What you should do:
Lines that hold the word "text" should be located and copied.

Records shown:
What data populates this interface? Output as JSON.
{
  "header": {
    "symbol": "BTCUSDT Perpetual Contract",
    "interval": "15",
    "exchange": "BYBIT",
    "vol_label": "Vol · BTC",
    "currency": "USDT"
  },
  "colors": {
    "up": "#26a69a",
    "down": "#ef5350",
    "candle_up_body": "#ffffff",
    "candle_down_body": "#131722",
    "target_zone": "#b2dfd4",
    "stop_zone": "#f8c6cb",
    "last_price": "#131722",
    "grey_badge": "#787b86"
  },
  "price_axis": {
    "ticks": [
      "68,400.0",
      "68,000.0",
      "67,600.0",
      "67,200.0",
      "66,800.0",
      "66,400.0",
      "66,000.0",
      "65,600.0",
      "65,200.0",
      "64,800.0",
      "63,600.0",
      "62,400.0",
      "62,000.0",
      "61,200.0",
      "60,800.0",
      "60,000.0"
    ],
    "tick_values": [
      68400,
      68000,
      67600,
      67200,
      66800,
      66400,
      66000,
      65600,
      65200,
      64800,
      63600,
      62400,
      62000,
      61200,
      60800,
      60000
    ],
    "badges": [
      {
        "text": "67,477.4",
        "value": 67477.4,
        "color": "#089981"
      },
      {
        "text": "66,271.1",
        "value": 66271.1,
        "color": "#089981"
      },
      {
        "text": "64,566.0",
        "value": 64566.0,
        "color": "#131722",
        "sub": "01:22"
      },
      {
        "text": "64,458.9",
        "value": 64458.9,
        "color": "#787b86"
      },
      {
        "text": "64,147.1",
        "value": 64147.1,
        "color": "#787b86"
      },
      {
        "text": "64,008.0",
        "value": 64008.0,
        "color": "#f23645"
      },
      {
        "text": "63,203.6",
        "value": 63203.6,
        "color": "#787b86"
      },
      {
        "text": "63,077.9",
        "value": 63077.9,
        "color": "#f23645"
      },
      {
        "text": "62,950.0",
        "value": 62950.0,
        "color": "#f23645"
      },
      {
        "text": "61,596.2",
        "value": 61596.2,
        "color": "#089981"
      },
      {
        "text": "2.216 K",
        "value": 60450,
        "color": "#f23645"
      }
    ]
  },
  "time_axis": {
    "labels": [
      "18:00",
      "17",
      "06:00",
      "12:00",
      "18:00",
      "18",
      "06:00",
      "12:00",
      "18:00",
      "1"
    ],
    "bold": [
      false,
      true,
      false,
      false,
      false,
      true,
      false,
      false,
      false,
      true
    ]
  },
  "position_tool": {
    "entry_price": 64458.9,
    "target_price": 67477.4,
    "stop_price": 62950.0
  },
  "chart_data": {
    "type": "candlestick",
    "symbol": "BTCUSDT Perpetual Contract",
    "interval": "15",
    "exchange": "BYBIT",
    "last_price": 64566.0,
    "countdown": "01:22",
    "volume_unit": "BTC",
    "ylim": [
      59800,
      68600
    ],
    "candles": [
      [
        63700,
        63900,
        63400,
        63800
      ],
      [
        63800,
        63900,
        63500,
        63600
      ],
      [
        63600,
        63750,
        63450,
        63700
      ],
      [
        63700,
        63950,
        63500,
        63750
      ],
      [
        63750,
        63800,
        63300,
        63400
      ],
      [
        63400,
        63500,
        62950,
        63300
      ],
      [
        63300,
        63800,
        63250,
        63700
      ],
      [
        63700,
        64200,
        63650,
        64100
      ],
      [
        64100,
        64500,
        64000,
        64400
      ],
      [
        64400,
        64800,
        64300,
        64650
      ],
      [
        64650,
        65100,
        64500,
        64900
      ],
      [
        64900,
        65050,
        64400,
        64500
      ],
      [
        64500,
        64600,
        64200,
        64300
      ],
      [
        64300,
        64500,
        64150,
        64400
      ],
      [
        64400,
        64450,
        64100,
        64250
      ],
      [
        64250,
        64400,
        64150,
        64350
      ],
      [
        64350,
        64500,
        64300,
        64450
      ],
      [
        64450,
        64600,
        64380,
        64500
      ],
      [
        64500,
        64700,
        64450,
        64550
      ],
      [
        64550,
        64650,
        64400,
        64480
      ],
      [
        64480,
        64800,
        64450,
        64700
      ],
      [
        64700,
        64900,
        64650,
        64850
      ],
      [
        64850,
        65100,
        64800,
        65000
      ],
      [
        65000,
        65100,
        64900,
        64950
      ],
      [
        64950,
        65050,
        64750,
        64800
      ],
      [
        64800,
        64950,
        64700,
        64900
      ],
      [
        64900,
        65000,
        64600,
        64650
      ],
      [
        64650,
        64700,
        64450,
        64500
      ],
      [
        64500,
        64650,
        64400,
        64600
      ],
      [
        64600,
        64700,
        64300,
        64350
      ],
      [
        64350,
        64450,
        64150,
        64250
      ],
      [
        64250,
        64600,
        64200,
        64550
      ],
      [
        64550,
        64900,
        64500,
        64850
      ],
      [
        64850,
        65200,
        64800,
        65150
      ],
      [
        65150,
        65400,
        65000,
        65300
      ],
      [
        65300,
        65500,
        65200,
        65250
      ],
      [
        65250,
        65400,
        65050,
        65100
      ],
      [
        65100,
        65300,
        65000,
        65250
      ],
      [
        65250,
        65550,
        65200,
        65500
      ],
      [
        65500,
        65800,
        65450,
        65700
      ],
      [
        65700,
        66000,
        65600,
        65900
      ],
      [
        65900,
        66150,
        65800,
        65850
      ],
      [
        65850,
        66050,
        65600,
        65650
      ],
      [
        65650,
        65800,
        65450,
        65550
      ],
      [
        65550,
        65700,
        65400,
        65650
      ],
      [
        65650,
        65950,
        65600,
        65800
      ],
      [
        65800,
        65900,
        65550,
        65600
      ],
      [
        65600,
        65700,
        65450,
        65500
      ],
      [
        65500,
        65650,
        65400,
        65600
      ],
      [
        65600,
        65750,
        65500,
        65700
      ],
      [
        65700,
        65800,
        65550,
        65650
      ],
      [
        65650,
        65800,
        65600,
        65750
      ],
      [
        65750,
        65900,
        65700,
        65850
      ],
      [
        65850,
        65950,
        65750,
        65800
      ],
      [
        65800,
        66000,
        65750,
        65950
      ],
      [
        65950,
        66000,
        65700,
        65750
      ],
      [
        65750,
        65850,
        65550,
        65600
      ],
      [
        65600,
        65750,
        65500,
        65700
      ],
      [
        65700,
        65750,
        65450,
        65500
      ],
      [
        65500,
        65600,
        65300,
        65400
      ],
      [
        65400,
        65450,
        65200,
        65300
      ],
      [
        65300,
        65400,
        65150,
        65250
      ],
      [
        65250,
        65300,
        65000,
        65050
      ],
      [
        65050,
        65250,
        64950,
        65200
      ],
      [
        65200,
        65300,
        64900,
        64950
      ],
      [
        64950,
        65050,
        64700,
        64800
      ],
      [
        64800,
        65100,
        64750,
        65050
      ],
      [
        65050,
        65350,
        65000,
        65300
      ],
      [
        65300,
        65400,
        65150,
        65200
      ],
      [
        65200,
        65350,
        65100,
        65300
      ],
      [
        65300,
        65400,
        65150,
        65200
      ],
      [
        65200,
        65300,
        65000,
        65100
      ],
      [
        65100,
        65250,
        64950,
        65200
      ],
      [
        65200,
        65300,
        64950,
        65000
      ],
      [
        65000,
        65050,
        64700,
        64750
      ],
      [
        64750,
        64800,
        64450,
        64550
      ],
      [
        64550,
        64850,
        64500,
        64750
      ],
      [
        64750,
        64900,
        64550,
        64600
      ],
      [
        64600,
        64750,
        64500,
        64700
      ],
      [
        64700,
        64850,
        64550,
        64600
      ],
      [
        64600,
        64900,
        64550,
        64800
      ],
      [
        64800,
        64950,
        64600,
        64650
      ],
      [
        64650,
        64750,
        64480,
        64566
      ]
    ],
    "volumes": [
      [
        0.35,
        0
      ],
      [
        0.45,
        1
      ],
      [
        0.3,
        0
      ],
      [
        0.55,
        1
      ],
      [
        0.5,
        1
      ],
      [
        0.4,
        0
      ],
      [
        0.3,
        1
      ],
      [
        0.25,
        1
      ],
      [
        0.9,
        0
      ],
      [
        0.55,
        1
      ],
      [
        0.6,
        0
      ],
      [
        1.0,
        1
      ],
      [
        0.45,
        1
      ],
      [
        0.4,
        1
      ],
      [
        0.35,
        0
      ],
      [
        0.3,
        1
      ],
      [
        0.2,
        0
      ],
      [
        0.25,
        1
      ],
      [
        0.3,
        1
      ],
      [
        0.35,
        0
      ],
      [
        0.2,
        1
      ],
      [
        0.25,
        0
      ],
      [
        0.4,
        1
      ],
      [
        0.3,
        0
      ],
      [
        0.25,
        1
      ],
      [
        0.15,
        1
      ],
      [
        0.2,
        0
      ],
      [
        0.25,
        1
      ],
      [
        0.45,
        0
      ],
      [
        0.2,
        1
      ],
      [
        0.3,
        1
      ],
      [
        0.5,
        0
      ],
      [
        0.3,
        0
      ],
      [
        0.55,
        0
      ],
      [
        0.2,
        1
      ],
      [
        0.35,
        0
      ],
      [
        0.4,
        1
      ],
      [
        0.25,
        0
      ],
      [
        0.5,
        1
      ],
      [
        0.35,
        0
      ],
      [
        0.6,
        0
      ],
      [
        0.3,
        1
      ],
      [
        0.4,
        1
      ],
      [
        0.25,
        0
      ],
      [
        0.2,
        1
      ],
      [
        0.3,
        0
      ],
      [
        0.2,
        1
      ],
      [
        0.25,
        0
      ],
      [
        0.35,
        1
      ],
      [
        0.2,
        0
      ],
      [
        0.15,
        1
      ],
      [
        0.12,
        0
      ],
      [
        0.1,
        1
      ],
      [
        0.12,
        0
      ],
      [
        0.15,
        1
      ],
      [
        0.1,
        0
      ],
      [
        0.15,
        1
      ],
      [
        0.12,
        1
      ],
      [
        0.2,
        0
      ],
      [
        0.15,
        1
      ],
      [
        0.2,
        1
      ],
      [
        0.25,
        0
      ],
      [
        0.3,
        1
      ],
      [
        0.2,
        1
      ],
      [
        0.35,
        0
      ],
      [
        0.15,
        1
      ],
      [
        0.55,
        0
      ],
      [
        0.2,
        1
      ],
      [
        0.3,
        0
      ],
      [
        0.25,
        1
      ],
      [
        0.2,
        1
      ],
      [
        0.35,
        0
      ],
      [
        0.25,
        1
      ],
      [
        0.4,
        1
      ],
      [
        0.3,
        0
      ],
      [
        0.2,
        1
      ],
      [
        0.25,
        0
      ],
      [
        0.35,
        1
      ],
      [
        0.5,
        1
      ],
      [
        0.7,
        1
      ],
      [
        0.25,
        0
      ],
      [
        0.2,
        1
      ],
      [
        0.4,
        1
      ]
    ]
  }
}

Written solution:
        "text": "67,477.4",
        "text": "66,271.1",
        "text": "64,566.0",
        "text": "64,458.9",
        "text": "64,147.1",
        "text": "64,008.0",
        "text": "63,203.6",
        "text": "63,077.9",
        "text": "62,950.0",
        "text": "61,596.2",
        "text": "2.216 K",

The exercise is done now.